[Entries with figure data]
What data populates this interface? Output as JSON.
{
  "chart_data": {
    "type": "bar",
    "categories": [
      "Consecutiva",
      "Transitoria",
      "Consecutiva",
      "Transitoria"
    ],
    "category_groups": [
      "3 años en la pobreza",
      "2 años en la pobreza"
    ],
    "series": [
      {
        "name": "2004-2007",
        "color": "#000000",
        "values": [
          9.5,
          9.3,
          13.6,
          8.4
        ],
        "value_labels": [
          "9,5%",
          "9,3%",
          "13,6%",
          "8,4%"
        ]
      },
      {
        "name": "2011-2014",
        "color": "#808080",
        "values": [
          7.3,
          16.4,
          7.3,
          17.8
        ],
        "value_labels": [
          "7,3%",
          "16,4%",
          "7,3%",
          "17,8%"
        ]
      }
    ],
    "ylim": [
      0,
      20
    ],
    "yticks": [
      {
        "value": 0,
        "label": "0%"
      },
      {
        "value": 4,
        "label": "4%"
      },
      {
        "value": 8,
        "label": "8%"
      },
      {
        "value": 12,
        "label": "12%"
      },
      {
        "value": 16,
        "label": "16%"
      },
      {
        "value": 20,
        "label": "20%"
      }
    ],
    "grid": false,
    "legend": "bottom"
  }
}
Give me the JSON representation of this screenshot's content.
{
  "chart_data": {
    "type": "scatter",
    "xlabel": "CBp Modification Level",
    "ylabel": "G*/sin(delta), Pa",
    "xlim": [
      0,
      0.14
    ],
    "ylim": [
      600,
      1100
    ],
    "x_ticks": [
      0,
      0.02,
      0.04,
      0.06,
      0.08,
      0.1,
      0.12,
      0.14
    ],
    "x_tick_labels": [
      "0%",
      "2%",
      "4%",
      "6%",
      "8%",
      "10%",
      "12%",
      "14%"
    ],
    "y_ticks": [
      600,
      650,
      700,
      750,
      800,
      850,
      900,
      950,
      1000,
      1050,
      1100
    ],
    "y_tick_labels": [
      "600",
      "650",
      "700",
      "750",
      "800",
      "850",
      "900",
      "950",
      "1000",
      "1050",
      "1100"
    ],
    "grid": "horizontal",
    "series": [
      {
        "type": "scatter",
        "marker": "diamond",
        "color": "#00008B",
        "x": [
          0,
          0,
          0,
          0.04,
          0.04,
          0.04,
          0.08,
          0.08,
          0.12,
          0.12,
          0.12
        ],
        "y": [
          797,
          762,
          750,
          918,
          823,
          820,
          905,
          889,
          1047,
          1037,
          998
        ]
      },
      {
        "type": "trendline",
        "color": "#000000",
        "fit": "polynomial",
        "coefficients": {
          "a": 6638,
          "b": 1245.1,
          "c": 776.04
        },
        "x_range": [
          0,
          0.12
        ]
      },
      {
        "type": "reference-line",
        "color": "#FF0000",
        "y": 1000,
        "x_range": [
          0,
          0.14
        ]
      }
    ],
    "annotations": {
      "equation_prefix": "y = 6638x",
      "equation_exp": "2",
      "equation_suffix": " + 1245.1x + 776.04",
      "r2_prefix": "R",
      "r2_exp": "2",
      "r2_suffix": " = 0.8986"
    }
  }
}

Your goal — Which lines hold the string "this"? Copy all of them from the data above.

Written solution —
What data populates this interface? Output as JSON.
Give me the JSON representation of this screenshot's content.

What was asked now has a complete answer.